→ **Set exercise**
Repeat all entries exactly.

-- BEGIN Extracted records --

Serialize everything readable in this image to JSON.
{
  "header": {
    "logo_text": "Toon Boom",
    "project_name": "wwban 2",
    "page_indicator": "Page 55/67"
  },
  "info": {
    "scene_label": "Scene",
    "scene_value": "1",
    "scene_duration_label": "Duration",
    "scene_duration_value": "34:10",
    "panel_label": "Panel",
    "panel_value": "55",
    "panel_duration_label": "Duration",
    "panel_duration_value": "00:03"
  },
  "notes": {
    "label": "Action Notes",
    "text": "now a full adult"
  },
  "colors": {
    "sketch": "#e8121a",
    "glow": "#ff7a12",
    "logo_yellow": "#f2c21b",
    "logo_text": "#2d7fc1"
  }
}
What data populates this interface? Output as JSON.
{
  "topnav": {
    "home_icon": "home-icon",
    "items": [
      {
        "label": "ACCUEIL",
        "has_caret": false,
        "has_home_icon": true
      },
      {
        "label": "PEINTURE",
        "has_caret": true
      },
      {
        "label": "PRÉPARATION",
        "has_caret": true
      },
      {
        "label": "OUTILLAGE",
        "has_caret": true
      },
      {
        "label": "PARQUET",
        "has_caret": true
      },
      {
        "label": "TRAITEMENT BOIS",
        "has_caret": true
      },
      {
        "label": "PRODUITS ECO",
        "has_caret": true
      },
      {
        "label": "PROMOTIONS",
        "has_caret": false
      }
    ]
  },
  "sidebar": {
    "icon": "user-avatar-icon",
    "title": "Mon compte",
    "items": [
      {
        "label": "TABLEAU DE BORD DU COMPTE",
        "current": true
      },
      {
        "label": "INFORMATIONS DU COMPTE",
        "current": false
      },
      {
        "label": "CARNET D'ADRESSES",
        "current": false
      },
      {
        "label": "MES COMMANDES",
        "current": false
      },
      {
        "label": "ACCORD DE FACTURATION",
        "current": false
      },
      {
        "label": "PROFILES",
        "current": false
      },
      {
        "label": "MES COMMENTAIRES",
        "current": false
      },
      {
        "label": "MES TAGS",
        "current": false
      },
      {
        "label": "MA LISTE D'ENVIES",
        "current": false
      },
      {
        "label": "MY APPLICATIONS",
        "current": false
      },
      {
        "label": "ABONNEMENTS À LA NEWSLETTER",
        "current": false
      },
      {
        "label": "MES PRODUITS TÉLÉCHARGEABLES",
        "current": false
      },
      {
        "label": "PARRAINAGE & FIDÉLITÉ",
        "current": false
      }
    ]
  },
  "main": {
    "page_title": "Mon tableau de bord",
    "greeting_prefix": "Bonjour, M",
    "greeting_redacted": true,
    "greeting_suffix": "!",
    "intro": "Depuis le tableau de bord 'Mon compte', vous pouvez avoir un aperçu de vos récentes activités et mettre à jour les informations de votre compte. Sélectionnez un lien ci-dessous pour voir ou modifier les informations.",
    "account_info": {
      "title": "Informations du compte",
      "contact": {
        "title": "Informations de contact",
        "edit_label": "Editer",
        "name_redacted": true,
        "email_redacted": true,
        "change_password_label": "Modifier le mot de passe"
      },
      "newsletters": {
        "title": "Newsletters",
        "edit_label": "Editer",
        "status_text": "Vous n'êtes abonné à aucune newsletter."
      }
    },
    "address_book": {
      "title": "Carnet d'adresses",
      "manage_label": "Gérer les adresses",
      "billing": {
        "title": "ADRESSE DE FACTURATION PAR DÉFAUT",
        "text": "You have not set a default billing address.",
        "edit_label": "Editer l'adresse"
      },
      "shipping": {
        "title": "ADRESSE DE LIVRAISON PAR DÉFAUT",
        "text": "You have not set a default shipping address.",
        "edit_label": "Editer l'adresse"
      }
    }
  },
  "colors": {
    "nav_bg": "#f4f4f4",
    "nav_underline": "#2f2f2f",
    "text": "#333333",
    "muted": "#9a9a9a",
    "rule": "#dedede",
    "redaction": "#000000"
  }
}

-- END Extracted records --

→ **Final answer**
Serialize everything readable in this image to JSON.
{
  "header": {
    "logo_text": "Toon Boom",
    "project_name": "wwban 2",
    "page_indicator": "Page 55/67"
  },
  "info": {
    "scene_label": "Scene",
    "scene_value": "1",
    "scene_duration_label": "Duration",
    "scene_duration_value": "34:10",
    "panel_label": "Panel",
    "panel_value": "55",
    "panel_duration_label": "Duration",
    "panel_duration_value": "00:03"
  },
  "notes": {
    "label": "Action Notes",
    "text": "now a full adult"
  },
  "colors": {
    "sketch": "#e8121a",
    "glow": "#ff7a12",
    "logo_yellow": "#f2c21b",
    "logo_text": "#2d7fc1"
  }
}
What data populates this interface? Output as JSON.
{
  "topnav": {
    "home_icon": "home-icon",
    "items": [
      {
        "label": "ACCUEIL",
        "has_caret": false,
        "has_home_icon": true
      },
      {
        "label": "PEINTURE",
        "has_caret": true
      },
      {
        "label": "PRÉPARATION",
        "has_caret": true
      },
      {
        "label": "OUTILLAGE",
        "has_caret": true
      },
      {
        "label": "PARQUET",
        "has_caret": true
      },
      {
        "label": "TRAITEMENT BOIS",
        "has_caret": true
      },
      {
        "label": "PRODUITS ECO",
        "has_caret": true
      },
      {
        "label": "PROMOTIONS",
        "has_caret": false
      }
    ]
  },
  "sidebar": {
    "icon": "user-avatar-icon",
    "title": "Mon compte",
    "items": [
      {
        "label": "TABLEAU DE BORD DU COMPTE",
        "current": true
      },
      {
        "label": "INFORMATIONS DU COMPTE",
        "current": false
      },
      {
        "label": "CARNET D'ADRESSES",
        "current": false
      },
      {
        "label": "MES COMMANDES",
        "current": false
      },
      {
        "label": "ACCORD DE FACTURATION",
        "current": false
      },
      {
        "label": "PROFILES",
        "current": false
      },
      {
        "label": "MES COMMENTAIRES",
        "current": false
      },
      {
        "label": "MES TAGS",
        "current": false
      },
      {
        "label": "MA LISTE D'ENVIES",
        "current": false
      },
      {
        "label": "MY APPLICATIONS",
        "current": false
      },
      {
        "label": "ABONNEMENTS À LA NEWSLETTER",
        "current": false
      },
      {
        "label": "MES PRODUITS TÉLÉCHARGEABLES",
        "current": false
      },
      {
        "label": "PARRAINAGE & FIDÉLITÉ",
        "current": false
      }
    ]
  },
  "main": {
    "page_title": "Mon tableau de bord",
    "greeting_prefix": "Bonjour, M",
    "greeting_redacted": true,
    "greeting_suffix": "!",
    "intro": "Depuis le tableau de bord 'Mon compte', vous pouvez avoir un aperçu de vos récentes activités et mettre à jour les informations de votre compte. Sélectionnez un lien ci-dessous pour voir ou modifier les informations.",
    "account_info": {
      "title": "Informations du compte",
      "contact": {
        "title": "Informations de contact",
        "edit_label": "Editer",
        "name_redacted": true,
        "email_redacted": true,
        "change_password_label": "Modifier le mot de passe"
      },
      "newsletters": {
        "title": "Newsletters",
        "edit_label": "Editer",
        "status_text": "Vous n'êtes abonné à aucune newsletter."
      }
    },
    "address_book": {
      "title": "Carnet d'adresses",
      "manage_label": "Gérer les adresses",
      "billing": {
        "title": "ADRESSE DE FACTURATION PAR DÉFAUT",
        "text": "You have not set a default billing address.",
        "edit_label": "Editer l'adresse"
      },
      "shipping": {
        "title": "ADRESSE DE LIVRAISON PAR DÉFAUT",
        "text": "You have not set a default shipping address.",
        "edit_label": "Editer l'adresse"
      }
    }
  },
  "colors": {
    "nav_bg": "#f4f4f4",
    "nav_underline": "#2f2f2f",
    "text": "#333333",
    "muted": "#9a9a9a",
    "rule": "#dedede",
    "redaction": "#000000"
  }
}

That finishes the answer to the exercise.